▶ **The task**: Which lines in the records below contain the word "such"? Copy each of them.

(Stored data)
⟨

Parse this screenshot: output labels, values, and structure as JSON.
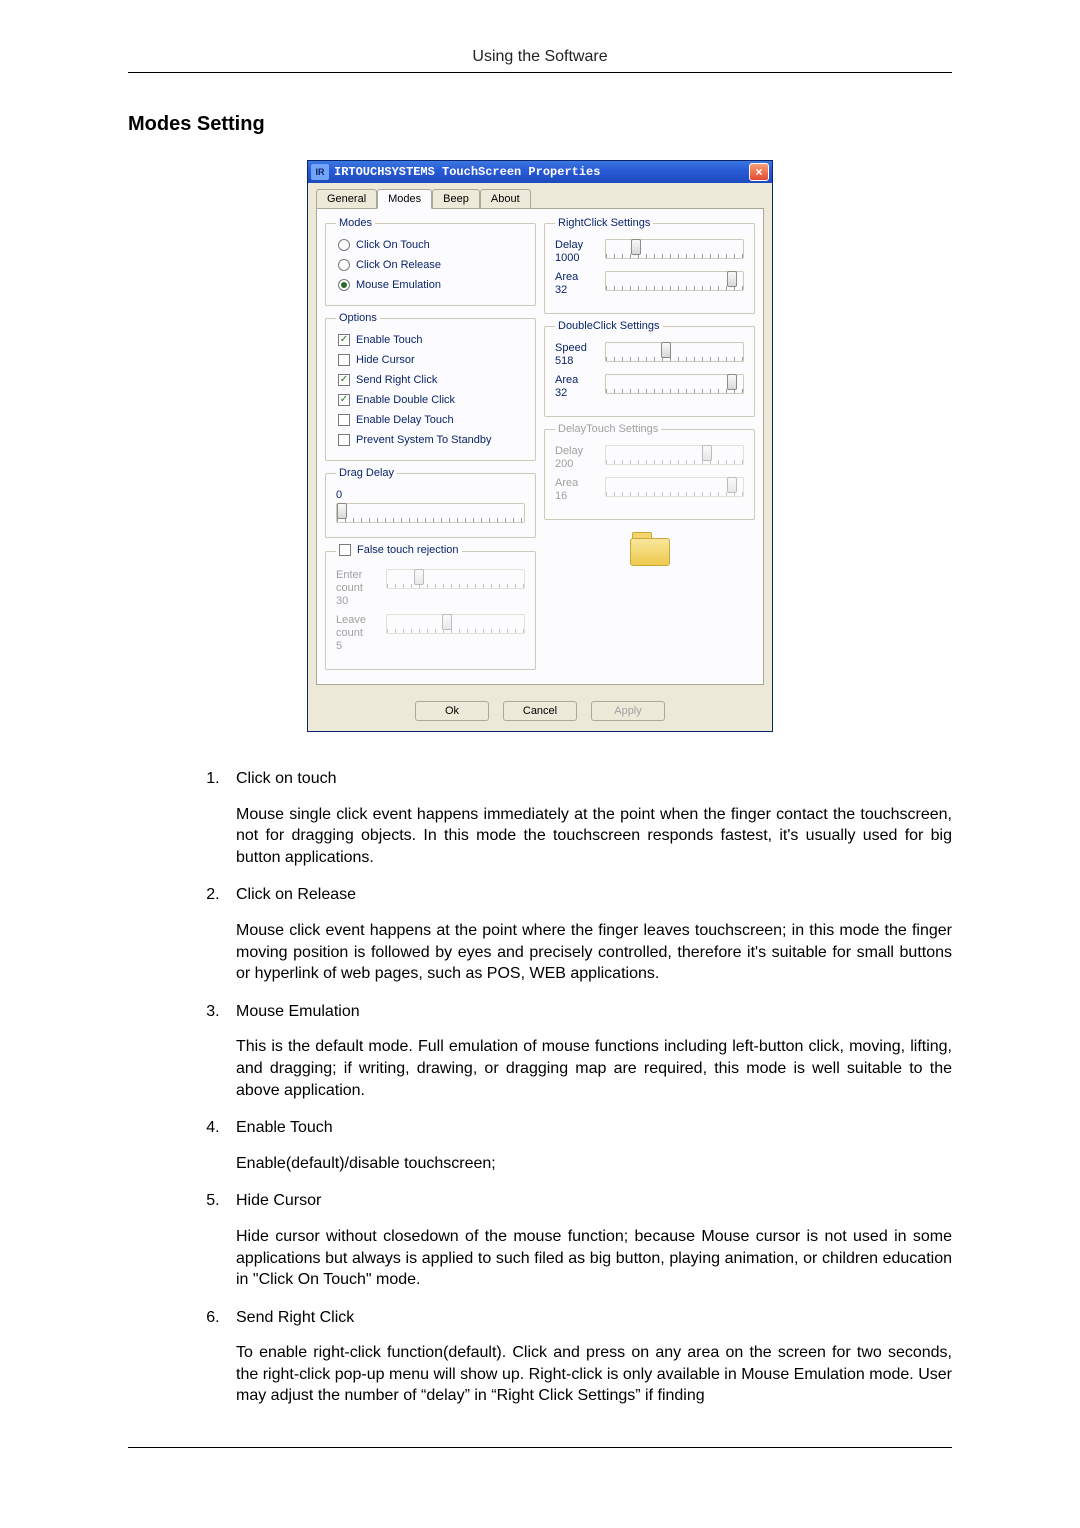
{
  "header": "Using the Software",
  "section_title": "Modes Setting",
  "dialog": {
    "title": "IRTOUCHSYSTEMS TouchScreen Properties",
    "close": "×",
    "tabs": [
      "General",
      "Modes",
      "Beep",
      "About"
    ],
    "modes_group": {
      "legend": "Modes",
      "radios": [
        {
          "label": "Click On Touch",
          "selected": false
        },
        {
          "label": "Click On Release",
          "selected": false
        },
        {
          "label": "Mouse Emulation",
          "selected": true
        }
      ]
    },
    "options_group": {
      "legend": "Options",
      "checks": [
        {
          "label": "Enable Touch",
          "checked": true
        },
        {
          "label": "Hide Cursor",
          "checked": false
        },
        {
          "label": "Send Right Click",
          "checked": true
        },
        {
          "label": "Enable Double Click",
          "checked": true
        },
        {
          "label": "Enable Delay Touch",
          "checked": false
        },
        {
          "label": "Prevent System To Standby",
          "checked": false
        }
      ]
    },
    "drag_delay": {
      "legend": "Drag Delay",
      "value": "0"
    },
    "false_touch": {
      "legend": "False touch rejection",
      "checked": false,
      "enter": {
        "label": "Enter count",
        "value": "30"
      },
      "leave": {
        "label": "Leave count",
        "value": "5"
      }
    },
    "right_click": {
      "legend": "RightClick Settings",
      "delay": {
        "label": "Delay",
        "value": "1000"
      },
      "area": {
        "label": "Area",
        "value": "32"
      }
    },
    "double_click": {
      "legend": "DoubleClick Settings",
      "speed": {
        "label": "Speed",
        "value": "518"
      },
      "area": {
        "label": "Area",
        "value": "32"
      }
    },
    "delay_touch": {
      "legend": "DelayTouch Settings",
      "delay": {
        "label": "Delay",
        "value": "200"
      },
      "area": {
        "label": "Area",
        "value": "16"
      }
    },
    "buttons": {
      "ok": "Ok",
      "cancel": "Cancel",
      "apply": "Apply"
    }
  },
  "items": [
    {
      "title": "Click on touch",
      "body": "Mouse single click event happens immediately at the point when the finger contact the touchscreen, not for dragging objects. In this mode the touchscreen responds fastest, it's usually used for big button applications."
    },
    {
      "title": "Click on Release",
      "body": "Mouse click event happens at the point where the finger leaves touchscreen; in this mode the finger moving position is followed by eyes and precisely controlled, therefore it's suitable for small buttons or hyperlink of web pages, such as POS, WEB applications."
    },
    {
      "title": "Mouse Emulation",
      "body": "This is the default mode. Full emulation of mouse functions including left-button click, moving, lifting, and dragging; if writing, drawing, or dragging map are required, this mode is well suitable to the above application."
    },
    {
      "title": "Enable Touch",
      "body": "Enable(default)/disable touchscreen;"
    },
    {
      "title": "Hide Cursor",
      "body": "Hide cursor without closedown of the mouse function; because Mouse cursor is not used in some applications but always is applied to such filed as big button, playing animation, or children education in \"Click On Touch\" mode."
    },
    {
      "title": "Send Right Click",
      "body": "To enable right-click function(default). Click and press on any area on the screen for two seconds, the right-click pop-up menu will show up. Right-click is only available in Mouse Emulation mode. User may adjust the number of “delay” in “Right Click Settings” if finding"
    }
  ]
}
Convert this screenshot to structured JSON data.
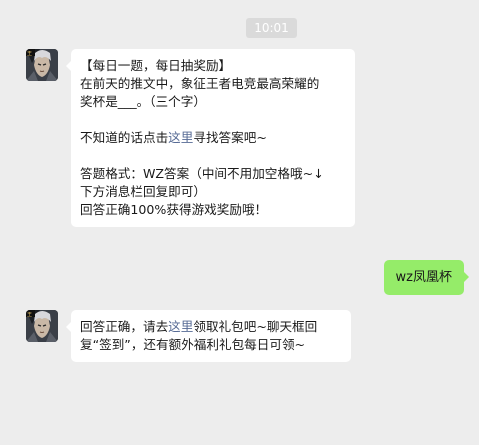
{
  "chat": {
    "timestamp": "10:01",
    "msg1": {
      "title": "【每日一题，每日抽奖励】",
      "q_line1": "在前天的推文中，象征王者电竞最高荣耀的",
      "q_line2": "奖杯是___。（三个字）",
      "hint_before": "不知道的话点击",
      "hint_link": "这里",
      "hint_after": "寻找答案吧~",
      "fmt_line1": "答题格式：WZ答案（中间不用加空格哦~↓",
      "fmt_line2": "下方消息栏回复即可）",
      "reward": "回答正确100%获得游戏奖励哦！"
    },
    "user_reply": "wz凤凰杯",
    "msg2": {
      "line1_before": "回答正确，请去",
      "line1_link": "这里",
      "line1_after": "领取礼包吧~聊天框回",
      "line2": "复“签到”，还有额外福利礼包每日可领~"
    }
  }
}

⟩

▶ **Response**:
      "body": "Mouse click event happens at the point where the finger leaves touchscreen; in this mode the finger moving position is followed by eyes and precisely controlled, therefore it's suitable for small buttons or hyperlink of web pages, such as POS, WEB applications."
      "body": "Hide cursor without closedown of the mouse function; because Mouse cursor is not used in some applications but always is applied to such filed as big button, playing animation, or children education in \"Click On Touch\" mode."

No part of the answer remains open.